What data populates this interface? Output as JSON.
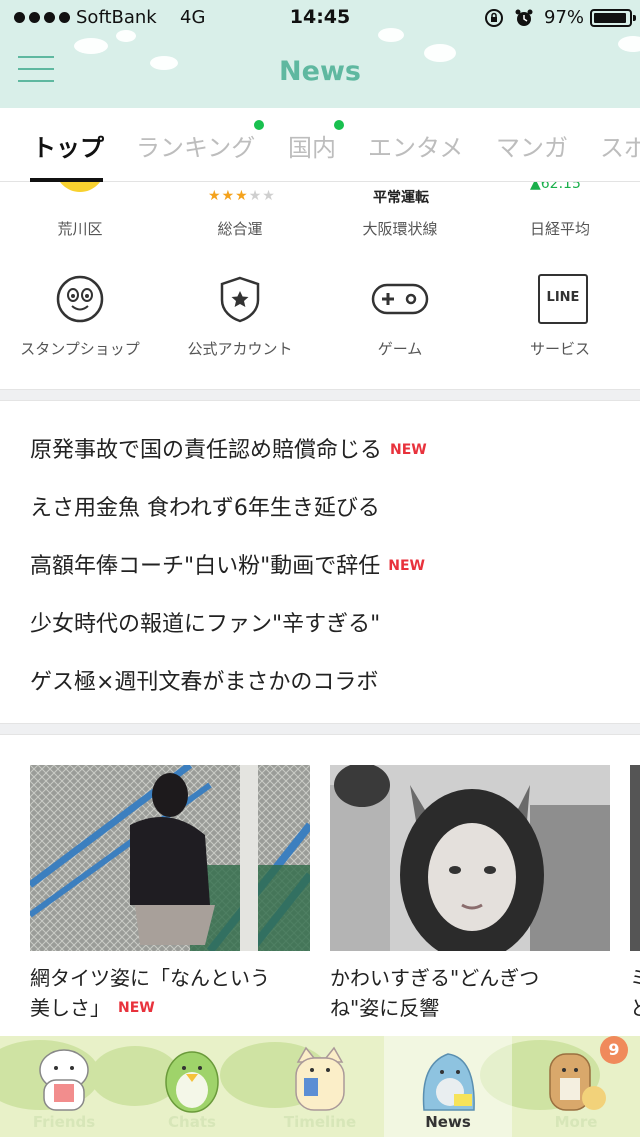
{
  "status_bar": {
    "carrier": "SoftBank",
    "network": "4G",
    "time": "14:45",
    "battery_percent": "97%",
    "battery_level": 0.97
  },
  "header": {
    "title": "News"
  },
  "tabs": [
    {
      "label": "トップ",
      "active": true,
      "dot": false
    },
    {
      "label": "ランキング",
      "active": false,
      "dot": true
    },
    {
      "label": "国内",
      "active": false,
      "dot": true
    },
    {
      "label": "エンタメ",
      "active": false,
      "dot": false
    },
    {
      "label": "マンガ",
      "active": false,
      "dot": false
    },
    {
      "label": "スポ",
      "active": false,
      "dot": false
    }
  ],
  "widgets": {
    "weather": {
      "label": "荒川区",
      "icon": "sun-icon"
    },
    "fortune": {
      "label": "総合運",
      "stars": 3,
      "max_stars": 5
    },
    "train": {
      "status": "平常運転",
      "label": "大阪環状線"
    },
    "stock": {
      "change": "▲62.15",
      "label": "日経平均"
    }
  },
  "services": [
    {
      "label": "スタンプショップ",
      "icon": "sticker-face-icon"
    },
    {
      "label": "公式アカウント",
      "icon": "shield-star-icon"
    },
    {
      "label": "ゲーム",
      "icon": "gamepad-icon"
    },
    {
      "label": "サービス",
      "icon": "line-logo-icon",
      "icon_text": "LINE"
    }
  ],
  "headlines": [
    {
      "text": "原発事故で国の責任認め賠償命じる",
      "new": "NEW"
    },
    {
      "text": "えさ用金魚 食われず6年生き延びる",
      "new": ""
    },
    {
      "text": "高額年俸コーチ\"白い粉\"動画で辞任",
      "new": "NEW"
    },
    {
      "text": "少女時代の報道にファン\"辛すぎる\"",
      "new": ""
    },
    {
      "text": "ゲス極×週刊文春がまさかのコラボ",
      "new": ""
    }
  ],
  "cards": [
    {
      "title_line1": "網タイツ姿に「なんという",
      "title_line2": "美しさ」",
      "new": "NEW"
    },
    {
      "title_line1": "かわいすぎる\"どんぎつ",
      "title_line2": "ね\"姿に反響",
      "new": ""
    },
    {
      "title_line1": "ミ",
      "title_line2": "と",
      "new": ""
    }
  ],
  "tabbar": [
    {
      "label": "Friends",
      "active": false
    },
    {
      "label": "Chats",
      "active": false
    },
    {
      "label": "Timeline",
      "active": false
    },
    {
      "label": "News",
      "active": true
    },
    {
      "label": "More",
      "active": false,
      "badge": "9"
    }
  ],
  "colors": {
    "accent": "#5fb8a0",
    "header_bg": "#d9efe9",
    "new_badge": "#e8323c",
    "tab_dot": "#19c04f",
    "stock_up": "#1aaf4b"
  }
}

---

# [AIM]
The records above must be transcribed exactly. Pictures are left out of the copy.

# [SOLUTION TO THIS EXERCISE]
What data populates this interface? Output as JSON.
{
  "status_bar": {
    "carrier": "SoftBank",
    "network": "4G",
    "time": "14:45",
    "battery_percent": "97%",
    "battery_level": 0.97
  },
  "header": {
    "title": "News"
  },
  "tabs": [
    {
      "label": "トップ",
      "active": true,
      "dot": false
    },
    {
      "label": "ランキング",
      "active": false,
      "dot": true
    },
    {
      "label": "国内",
      "active": false,
      "dot": true
    },
    {
      "label": "エンタメ",
      "active": false,
      "dot": false
    },
    {
      "label": "マンガ",
      "active": false,
      "dot": false
    },
    {
      "label": "スポ",
      "active": false,
      "dot": false
    }
  ],
  "widgets": {
    "weather": {
      "label": "荒川区",
      "icon": "sun-icon"
    },
    "fortune": {
      "label": "総合運",
      "stars": 3,
      "max_stars": 5
    },
    "train": {
      "status": "平常運転",
      "label": "大阪環状線"
    },
    "stock": {
      "change": "▲62.15",
      "label": "日経平均"
    }
  },
  "services": [
    {
      "label": "スタンプショップ",
      "icon": "sticker-face-icon"
    },
    {
      "label": "公式アカウント",
      "icon": "shield-star-icon"
    },
    {
      "label": "ゲーム",
      "icon": "gamepad-icon"
    },
    {
      "label": "サービス",
      "icon": "line-logo-icon",
      "icon_text": "LINE"
    }
  ],
  "headlines": [
    {
      "text": "原発事故で国の責任認め賠償命じる",
      "new": "NEW"
    },
    {
      "text": "えさ用金魚 食われず6年生き延びる",
      "new": ""
    },
    {
      "text": "高額年俸コーチ\"白い粉\"動画で辞任",
      "new": "NEW"
    },
    {
      "text": "少女時代の報道にファン\"辛すぎる\"",
      "new": ""
    },
    {
      "text": "ゲス極×週刊文春がまさかのコラボ",
      "new": ""
    }
  ],
  "cards": [
    {
      "title_line1": "網タイツ姿に「なんという",
      "title_line2": "美しさ」",
      "new": "NEW"
    },
    {
      "title_line1": "かわいすぎる\"どんぎつ",
      "title_line2": "ね\"姿に反響",
      "new": ""
    },
    {
      "title_line1": "ミ",
      "title_line2": "と",
      "new": ""
    }
  ],
  "tabbar": [
    {
      "label": "Friends",
      "active": false
    },
    {
      "label": "Chats",
      "active": false
    },
    {
      "label": "Timeline",
      "active": false
    },
    {
      "label": "News",
      "active": true
    },
    {
      "label": "More",
      "active": false,
      "badge": "9"
    }
  ],
  "colors": {
    "accent": "#5fb8a0",
    "header_bg": "#d9efe9",
    "new_badge": "#e8323c",
    "tab_dot": "#19c04f",
    "stock_up": "#1aaf4b"
  }
}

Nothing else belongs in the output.